In your copy, repeat the records exactly and leave out the pictures.
------------
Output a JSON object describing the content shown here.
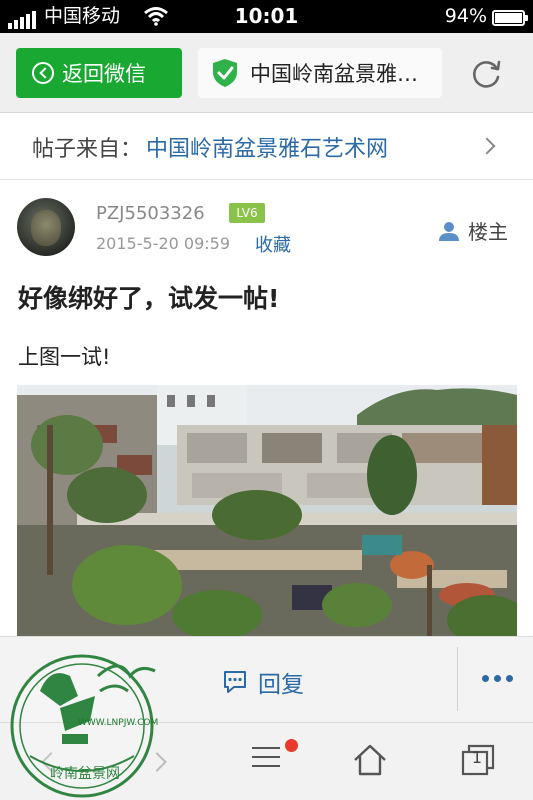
{
  "status_bar": {
    "carrier": "中国移动",
    "time": "10:01",
    "battery_percent": "94%",
    "battery_level": 0.94,
    "signal_icon": "signal-bars-icon",
    "wifi_icon": "wifi-icon"
  },
  "header": {
    "back_label": "返回微信",
    "page_title": "中国岭南盆景雅石艺术网",
    "shield_icon": "verified-shield-icon",
    "refresh_icon": "refresh-icon",
    "brand_green": "#19a832"
  },
  "source": {
    "prefix": "帖子来自：",
    "forum_name": "中国岭南盆景雅石艺术网",
    "link_color": "#2b6aa6"
  },
  "post": {
    "username": "PZJ5503326",
    "level": "LV6",
    "date": "2015-5-20 09:59",
    "favorite_label": "收藏",
    "op_label": "楼主",
    "title": "好像绑好了，试发一帖!",
    "body": "上图一试!"
  },
  "actions": {
    "reply_label": "回复",
    "more_icon": "more-dots-icon",
    "reply_icon": "comment-icon"
  },
  "browser_bar": {
    "tab_count": "1",
    "icons": [
      "back-arrow-icon",
      "forward-arrow-icon",
      "menu-icon",
      "home-icon",
      "tabs-icon"
    ]
  },
  "watermark": {
    "url_text": "WWW.LNPJW.COM",
    "logo_text": "岭南盆景网"
  }
}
------------
- _PROBLEM SOLUTION_:
Output a JSON object describing the content shown here.
{
  "status_bar": {
    "carrier": "中国移动",
    "time": "10:01",
    "battery_percent": "94%",
    "battery_level": 0.94,
    "signal_icon": "signal-bars-icon",
    "wifi_icon": "wifi-icon"
  },
  "header": {
    "back_label": "返回微信",
    "page_title": "中国岭南盆景雅石艺术网",
    "shield_icon": "verified-shield-icon",
    "refresh_icon": "refresh-icon",
    "brand_green": "#19a832"
  },
  "source": {
    "prefix": "帖子来自：",
    "forum_name": "中国岭南盆景雅石艺术网",
    "link_color": "#2b6aa6"
  },
  "post": {
    "username": "PZJ5503326",
    "level": "LV6",
    "date": "2015-5-20 09:59",
    "favorite_label": "收藏",
    "op_label": "楼主",
    "title": "好像绑好了，试发一帖!",
    "body": "上图一试!"
  },
  "actions": {
    "reply_label": "回复",
    "more_icon": "more-dots-icon",
    "reply_icon": "comment-icon"
  },
  "browser_bar": {
    "tab_count": "1",
    "icons": [
      "back-arrow-icon",
      "forward-arrow-icon",
      "menu-icon",
      "home-icon",
      "tabs-icon"
    ]
  },
  "watermark": {
    "url_text": "WWW.LNPJW.COM",
    "logo_text": "岭南盆景网"
  }
}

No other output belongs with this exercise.